# WHAT YOU SHOULD DO:
Your task is to extract every entry that follows word for word while excluding the pictures.

# DATA ENTRIES:
^^^^

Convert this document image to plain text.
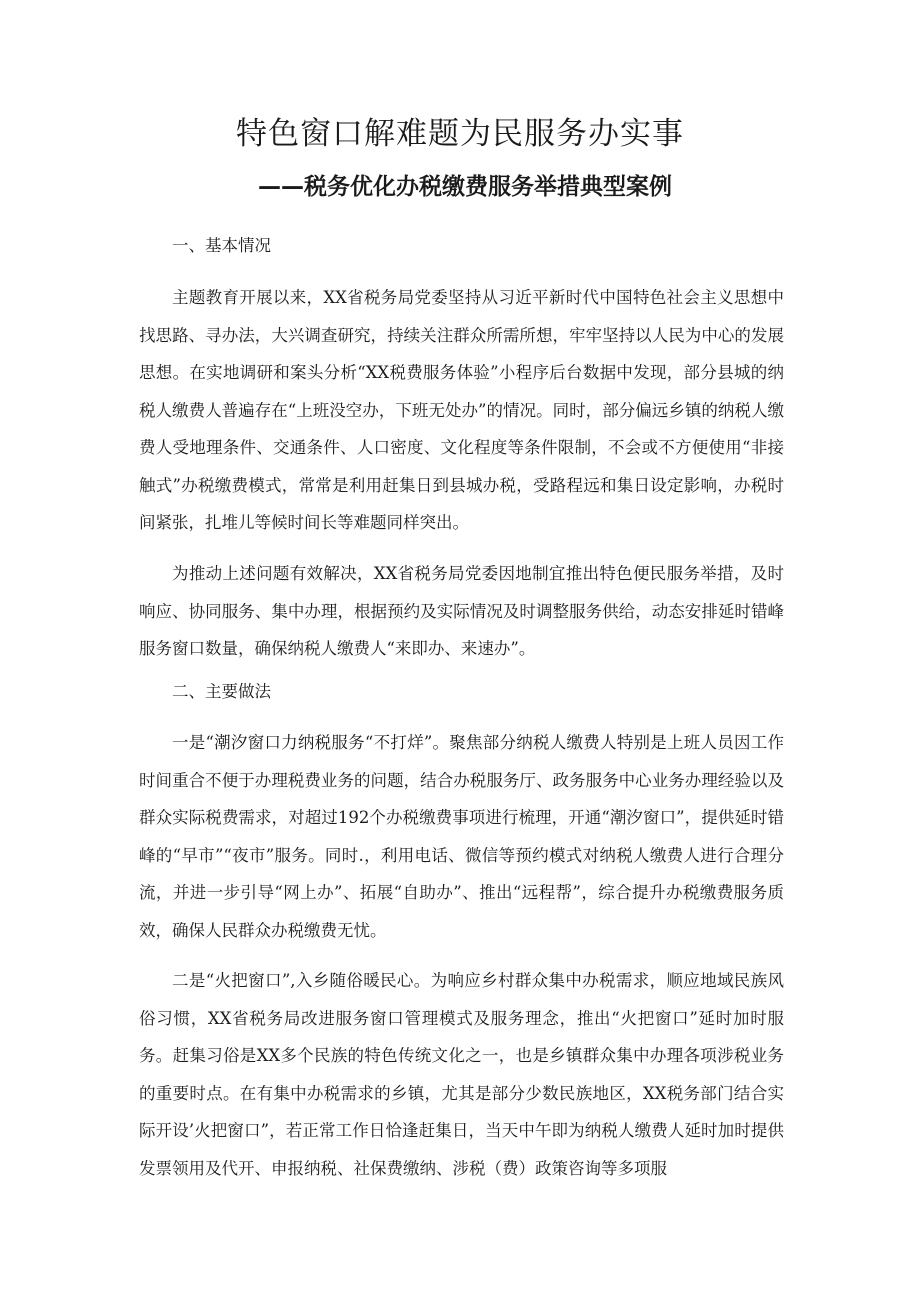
特色窗口解难题为民服务办实事
——税务优化办税缴费服务举措典型案例

一、基本情况

主题教育开展以来，XX省税务局党委坚持从习近平新时代中国特色社会主义思想中找思路、寻办法，大兴调查研究，持续关注群众所需所想，牢牢坚持以人民为中心的发展思想。在实地调研和案头分析“XX税费服务体验”小程序后台数据中发现，部分县城的纳税人缴费人普遍存在“上班没空办，下班无处办”的情况。同时，部分偏远乡镇的纳税人缴费人受地理条件、交通条件、人口密度、文化程度等条件限制，不会或不方便使用“非接触式”办税缴费模式，常常是利用赶集日到县城办税，受路程远和集日设定影响，办税时间紧张，扎堆儿等候时间长等难题同样突出。

为推动上述问题有效解决，XX省税务局党委因地制宜推出特色便民服务举措，及时响应、协同服务、集中办理，根据预约及实际情况及时调整服务供给，动态安排延时错峰服务窗口数量，确保纳税人缴费人“来即办、来速办”。

二、主要做法

一是“潮汐窗口力纳税服务“不打烊”。聚焦部分纳税人缴费人特别是上班人员因工作时间重合不便于办理税费业务的问题，结合办税服务厅、政务服务中心业务办理经验以及群众实际税费需求，对超过192个办税缴费事项进行梳理，开通“潮汐窗口”，提供延时错峰的“早市”“夜市”服务。同时.，利用电话、微信等预约模式对纳税人缴费人进行合理分流，并进一步引导“网上办”、拓展“自助办”、推出“远程帮”，综合提升办税缴费服务质效，确保人民群众办税缴费无忧。

二是“火把窗口”,入乡随俗暖民心。为响应乡村群众集中办税需求，顺应地域民族风俗习惯，XX省税务局改进服务窗口管理模式及服务理念，推出“火把窗口”延时加时服务。赶集习俗是XX多个民族的特色传统文化之一，也是乡镇群众集中办理各项涉税业务的重要时点。在有集中办税需求的乡镇，尤其是部分少数民族地区，XX税务部门结合实际开设’火把窗口”，若正常工作日恰逢赶集日，当天中午即为纳税人缴费人延时加时提供发票领用及代开、申报纳税、社保费缴纳、涉税（费）政策咨询等多项服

^^^^

# WORKED SOLUTION:
Convert this document image to plain text.
特色窗口解难题为民服务办实事
——税务优化办税缴费服务举措典型案例

一、基本情况

主题教育开展以来，XX省税务局党委坚持从习近平新时代中国特色社会主义思想中找思路、寻办法，大兴调查研究，持续关注群众所需所想，牢牢坚持以人民为中心的发展思想。在实地调研和案头分析“XX税费服务体验”小程序后台数据中发现，部分县城的纳税人缴费人普遍存在“上班没空办，下班无处办”的情况。同时，部分偏远乡镇的纳税人缴费人受地理条件、交通条件、人口密度、文化程度等条件限制，不会或不方便使用“非接触式”办税缴费模式，常常是利用赶集日到县城办税，受路程远和集日设定影响，办税时间紧张，扎堆儿等候时间长等难题同样突出。

为推动上述问题有效解决，XX省税务局党委因地制宜推出特色便民服务举措，及时响应、协同服务、集中办理，根据预约及实际情况及时调整服务供给，动态安排延时错峰服务窗口数量，确保纳税人缴费人“来即办、来速办”。

二、主要做法

一是“潮汐窗口力纳税服务“不打烊”。聚焦部分纳税人缴费人特别是上班人员因工作时间重合不便于办理税费业务的问题，结合办税服务厅、政务服务中心业务办理经验以及群众实际税费需求，对超过192个办税缴费事项进行梳理，开通“潮汐窗口”，提供延时错峰的“早市”“夜市”服务。同时.，利用电话、微信等预约模式对纳税人缴费人进行合理分流，并进一步引导“网上办”、拓展“自助办”、推出“远程帮”，综合提升办税缴费服务质效，确保人民群众办税缴费无忧。

二是“火把窗口”,入乡随俗暖民心。为响应乡村群众集中办税需求，顺应地域民族风俗习惯，XX省税务局改进服务窗口管理模式及服务理念，推出“火把窗口”延时加时服务。赶集习俗是XX多个民族的特色传统文化之一，也是乡镇群众集中办理各项涉税业务的重要时点。在有集中办税需求的乡镇，尤其是部分少数民族地区，XX税务部门结合实际开设’火把窗口”，若正常工作日恰逢赶集日，当天中午即为纳税人缴费人延时加时提供发票领用及代开、申报纳税、社保费缴纳、涉税（费）政策咨询等多项服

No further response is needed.